_The task_
Put every line from the one containing "data-label: 159 [278,200,296,212]" through the end of the rows into a Markdown table with the columns "No." and "Line", skipping blank lines. "No." holds a running row number, and "Line" holds the line itself.

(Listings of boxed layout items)
···

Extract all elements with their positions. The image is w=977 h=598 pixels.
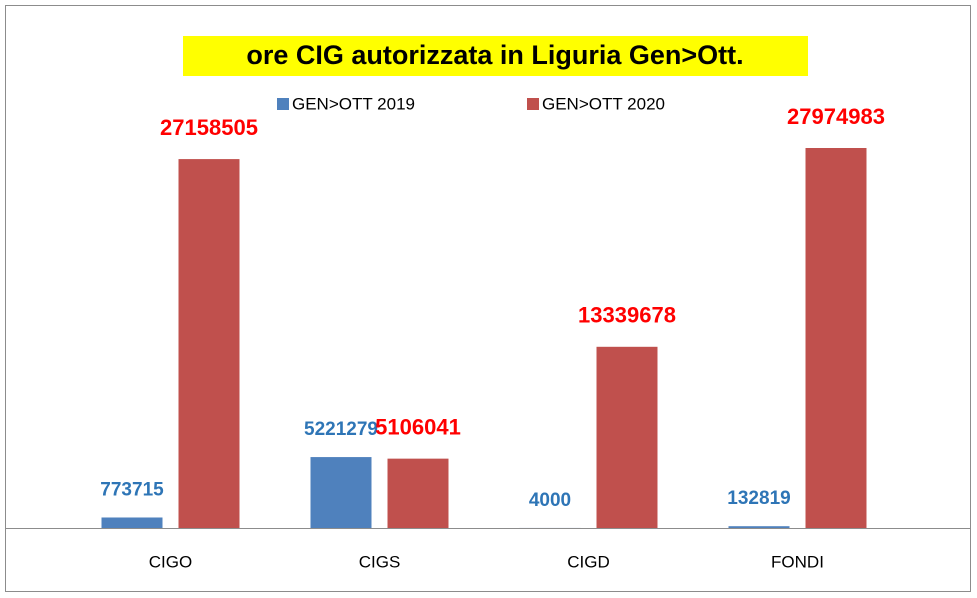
x-tick-label: CIGO xyxy=(149,552,192,571)
value-label: 773715 xyxy=(100,480,164,501)
bar xyxy=(728,526,790,528)
value-label: 27974983 xyxy=(787,104,885,129)
legend-swatch xyxy=(527,98,539,110)
legend-label: GEN>OTT 2020 xyxy=(542,94,665,113)
bar xyxy=(387,458,449,528)
x-tick-label: FONDI xyxy=(771,552,824,571)
bar xyxy=(310,457,372,528)
legend-label: GEN>OTT 2019 xyxy=(292,94,415,113)
value-label: 4000 xyxy=(529,490,571,511)
title-highlight xyxy=(183,36,808,76)
value-label: 27158505 xyxy=(160,115,258,140)
value-label: 5221279 xyxy=(304,419,378,440)
bar xyxy=(178,159,240,528)
x-tick-label: CIGD xyxy=(567,552,610,571)
value-label: 132819 xyxy=(727,488,790,509)
bar xyxy=(805,148,867,528)
x-tick-label: CIGS xyxy=(359,552,401,571)
bar xyxy=(596,346,658,528)
value-label: 5106041 xyxy=(375,414,461,439)
legend-swatch xyxy=(277,98,289,110)
chart-title: ore CIG autorizzata in Liguria Gen>Ott. xyxy=(246,40,743,70)
bar xyxy=(101,517,163,528)
value-label: 13339678 xyxy=(578,303,676,328)
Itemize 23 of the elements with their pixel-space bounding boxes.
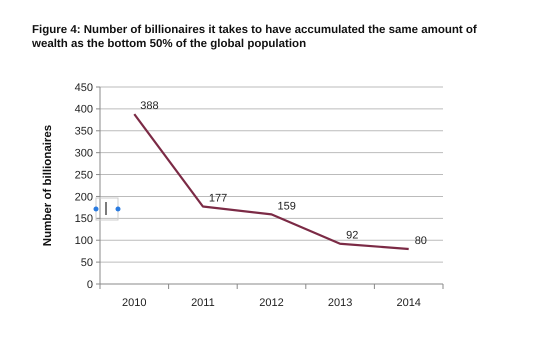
data-label: 159 [278,200,296,212]
x-tick-label: 2010 [122,297,147,309]
y-tick-label: 350 [74,126,93,138]
x-tick-label: 2013 [328,297,352,309]
data-label: 92 [346,230,358,242]
x-tick-label: 2011 [191,297,215,309]
y-tick-label: 0 [86,278,93,291]
y-tick-label: 200 [74,191,93,204]
y-tick-label: 150 [74,213,93,226]
x-tick-label: 2012 [259,297,284,309]
chart-title: Figure 4: Number of billionaires it takes to have accumulated the same amount of wealth as the bottom 50% of the global population [31,24,477,50]
y-tick-label: 450 [74,82,93,94]
y-tick-label: 100 [74,235,93,248]
data-label: 388 [140,100,159,112]
y-axis-title: Number of billionaires [42,124,54,246]
y-tick-label: 300 [74,148,93,160]
data-label: 80 [414,234,427,247]
y-tick-label: 400 [74,104,93,116]
x-tick-label: 2014 [396,297,421,309]
y-tick-label: 250 [74,169,93,182]
line-series [133,113,410,250]
y-tick-label: 50 [80,256,93,269]
data-label: 177 [208,192,228,205]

···

_Answer to the exercise_
| No. | Line |
|---|---|
| 1 | data-label: 159 [278,200,296,212] |
| 2 | x-tick-label: 2010 [122,297,147,309] |
| 3 | y-tick-label: 350 [74,126,93,138] |
| 4 | x-tick-label: 2013 [328,297,352,309] |
| 5 | data-label: 92 [346,230,358,242] |
| 6 | x-tick-label: 2011 [191,297,215,309] |
| 7 | y-tick-label: 0 [86,278,93,291] |
| 8 | y-tick-label: 200 [74,191,93,204] |
| 9 | y-tick-label: 150 [74,213,93,226] |
| 10 | x-tick-label: 2012 [259,297,284,309] |
| 11 | chart-title: Figure 4: Number of billionaires it takes to have accumulated the same amount of wealth as the bottom 50% of the global population [31,24,477,50] |
| 12 | y-tick-label: 450 [74,82,93,94] |
| 13 | y-tick-label: 100 [74,235,93,248] |
| 14 | data-label: 388 [140,100,159,112] |
| 15 | y-axis-title: Number of billionaires [42,124,54,246] |
| 16 | y-tick-label: 300 [74,148,93,160] |
| 17 | data-label: 80 [414,234,427,247] |
| 18 | y-tick-label: 400 [74,104,93,116] |
| 19 | x-tick-label: 2014 [396,297,421,309] |
| 20 | y-tick-label: 250 [74,169,93,182] |
| 21 | line-series [133,113,410,250] |
| 22 | y-tick-label: 50 [80,256,93,269] |
| 23 | data-label: 177 [208,192,228,205] |